#### [Task brief]
Type out every line below exactly as it reads.

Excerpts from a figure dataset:
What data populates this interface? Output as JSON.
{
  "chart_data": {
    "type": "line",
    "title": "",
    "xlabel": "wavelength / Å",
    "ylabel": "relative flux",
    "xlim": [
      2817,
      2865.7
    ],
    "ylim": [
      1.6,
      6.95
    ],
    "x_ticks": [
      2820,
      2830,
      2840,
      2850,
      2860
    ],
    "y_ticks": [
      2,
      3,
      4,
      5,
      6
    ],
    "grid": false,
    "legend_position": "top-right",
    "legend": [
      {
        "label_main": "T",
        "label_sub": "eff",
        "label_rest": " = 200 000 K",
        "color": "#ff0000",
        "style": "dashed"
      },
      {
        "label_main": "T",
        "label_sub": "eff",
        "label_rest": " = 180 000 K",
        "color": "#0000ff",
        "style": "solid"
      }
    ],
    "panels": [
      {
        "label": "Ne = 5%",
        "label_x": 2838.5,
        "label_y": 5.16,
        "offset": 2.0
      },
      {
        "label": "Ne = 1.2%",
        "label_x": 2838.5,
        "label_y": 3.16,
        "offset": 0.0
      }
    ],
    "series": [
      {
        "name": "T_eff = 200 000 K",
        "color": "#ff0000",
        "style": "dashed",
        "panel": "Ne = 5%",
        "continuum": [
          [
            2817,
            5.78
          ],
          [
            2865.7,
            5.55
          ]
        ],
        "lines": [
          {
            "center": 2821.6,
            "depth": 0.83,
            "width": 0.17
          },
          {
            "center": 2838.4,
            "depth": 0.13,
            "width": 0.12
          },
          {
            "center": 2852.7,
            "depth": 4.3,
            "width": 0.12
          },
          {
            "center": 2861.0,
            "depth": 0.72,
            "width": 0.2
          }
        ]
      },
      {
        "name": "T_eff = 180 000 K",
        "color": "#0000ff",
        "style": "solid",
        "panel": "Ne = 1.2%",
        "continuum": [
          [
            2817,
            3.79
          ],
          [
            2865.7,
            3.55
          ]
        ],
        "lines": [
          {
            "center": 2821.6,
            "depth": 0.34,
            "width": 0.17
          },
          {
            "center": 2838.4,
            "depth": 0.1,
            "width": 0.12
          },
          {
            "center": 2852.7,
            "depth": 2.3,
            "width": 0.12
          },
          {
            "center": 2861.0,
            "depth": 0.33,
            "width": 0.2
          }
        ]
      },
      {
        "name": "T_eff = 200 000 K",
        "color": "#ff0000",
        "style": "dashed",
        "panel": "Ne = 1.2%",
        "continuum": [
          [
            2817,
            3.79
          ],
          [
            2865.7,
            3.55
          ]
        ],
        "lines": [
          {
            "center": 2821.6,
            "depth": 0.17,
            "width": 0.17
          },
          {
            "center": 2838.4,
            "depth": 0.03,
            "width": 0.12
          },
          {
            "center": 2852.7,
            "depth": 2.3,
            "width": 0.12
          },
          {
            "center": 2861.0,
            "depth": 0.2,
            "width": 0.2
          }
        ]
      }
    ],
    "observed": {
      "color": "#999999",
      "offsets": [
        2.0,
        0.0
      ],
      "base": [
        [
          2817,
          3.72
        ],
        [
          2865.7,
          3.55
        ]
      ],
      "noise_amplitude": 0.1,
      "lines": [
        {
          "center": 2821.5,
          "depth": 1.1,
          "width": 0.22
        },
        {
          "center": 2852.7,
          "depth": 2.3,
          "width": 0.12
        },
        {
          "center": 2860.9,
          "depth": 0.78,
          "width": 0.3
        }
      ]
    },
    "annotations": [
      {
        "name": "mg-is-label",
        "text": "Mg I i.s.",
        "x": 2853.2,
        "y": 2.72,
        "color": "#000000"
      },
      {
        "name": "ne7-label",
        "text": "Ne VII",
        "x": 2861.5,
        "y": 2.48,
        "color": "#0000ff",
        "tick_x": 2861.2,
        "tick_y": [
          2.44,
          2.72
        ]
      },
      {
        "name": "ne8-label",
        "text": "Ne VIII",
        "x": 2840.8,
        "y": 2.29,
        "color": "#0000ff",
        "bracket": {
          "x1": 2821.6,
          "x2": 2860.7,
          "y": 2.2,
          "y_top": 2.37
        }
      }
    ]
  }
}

#### [Response]
What data populates this interface? Output as JSON.
{
  "chart_data": {
    "type": "line",
    "title": "",
    "xlabel": "wavelength / Å",
    "ylabel": "relative flux",
    "xlim": [
      2817,
      2865.7
    ],
    "ylim": [
      1.6,
      6.95
    ],
    "x_ticks": [
      2820,
      2830,
      2840,
      2850,
      2860
    ],
    "y_ticks": [
      2,
      3,
      4,
      5,
      6
    ],
    "grid": false,
    "legend_position": "top-right",
    "legend": [
      {
        "label_main": "T",
        "label_sub": "eff",
        "label_rest": " = 200 000 K",
        "color": "#ff0000",
        "style": "dashed"
      },
      {
        "label_main": "T",
        "label_sub": "eff",
        "label_rest": " = 180 000 K",
        "color": "#0000ff",
        "style": "solid"
      }
    ],
    "panels": [
      {
        "label": "Ne = 5%",
        "label_x": 2838.5,
        "label_y": 5.16,
        "offset": 2.0
      },
      {
        "label": "Ne = 1.2%",
        "label_x": 2838.5,
        "label_y": 3.16,
        "offset": 0.0
      }
    ],
    "series": [
      {
        "name": "T_eff = 200 000 K",
        "color": "#ff0000",
        "style": "dashed",
        "panel": "Ne = 5%",
        "continuum": [
          [
            2817,
            5.78
          ],
          [
            2865.7,
            5.55
          ]
        ],
        "lines": [
          {
            "center": 2821.6,
            "depth": 0.83,
            "width": 0.17
          },
          {
            "center": 2838.4,
            "depth": 0.13,
            "width": 0.12
          },
          {
            "center": 2852.7,
            "depth": 4.3,
            "width": 0.12
          },
          {
            "center": 2861.0,
            "depth": 0.72,
            "width": 0.2
          }
        ]
      },
      {
        "name": "T_eff = 180 000 K",
        "color": "#0000ff",
        "style": "solid",
        "panel": "Ne = 1.2%",
        "continuum": [
          [
            2817,
            3.79
          ],
          [
            2865.7,
            3.55
          ]
        ],
        "lines": [
          {
            "center": 2821.6,
            "depth": 0.34,
            "width": 0.17
          },
          {
            "center": 2838.4,
            "depth": 0.1,
            "width": 0.12
          },
          {
            "center": 2852.7,
            "depth": 2.3,
            "width": 0.12
          },
          {
            "center": 2861.0,
            "depth": 0.33,
            "width": 0.2
          }
        ]
      },
      {
        "name": "T_eff = 200 000 K",
        "color": "#ff0000",
        "style": "dashed",
        "panel": "Ne = 1.2%",
        "continuum": [
          [
            2817,
            3.79
          ],
          [
            2865.7,
            3.55
          ]
        ],
        "lines": [
          {
            "center": 2821.6,
            "depth": 0.17,
            "width": 0.17
          },
          {
            "center": 2838.4,
            "depth": 0.03,
            "width": 0.12
          },
          {
            "center": 2852.7,
            "depth": 2.3,
            "width": 0.12
          },
          {
            "center": 2861.0,
            "depth": 0.2,
            "width": 0.2
          }
        ]
      }
    ],
    "observed": {
      "color": "#999999",
      "offsets": [
        2.0,
        0.0
      ],
      "base": [
        [
          2817,
          3.72
        ],
        [
          2865.7,
          3.55
        ]
      ],
      "noise_amplitude": 0.1,
      "lines": [
        {
          "center": 2821.5,
          "depth": 1.1,
          "width": 0.22
        },
        {
          "center": 2852.7,
          "depth": 2.3,
          "width": 0.12
        },
        {
          "center": 2860.9,
          "depth": 0.78,
          "width": 0.3
        }
      ]
    },
    "annotations": [
      {
        "name": "mg-is-label",
        "text": "Mg I i.s.",
        "x": 2853.2,
        "y": 2.72,
        "color": "#000000"
      },
      {
        "name": "ne7-label",
        "text": "Ne VII",
        "x": 2861.5,
        "y": 2.48,
        "color": "#0000ff",
        "tick_x": 2861.2,
        "tick_y": [
          2.44,
          2.72
        ]
      },
      {
        "name": "ne8-label",
        "text": "Ne VIII",
        "x": 2840.8,
        "y": 2.29,
        "color": "#0000ff",
        "bracket": {
          "x1": 2821.6,
          "x2": 2860.7,
          "y": 2.2,
          "y_top": 2.37
        }
      }
    ]
  }
}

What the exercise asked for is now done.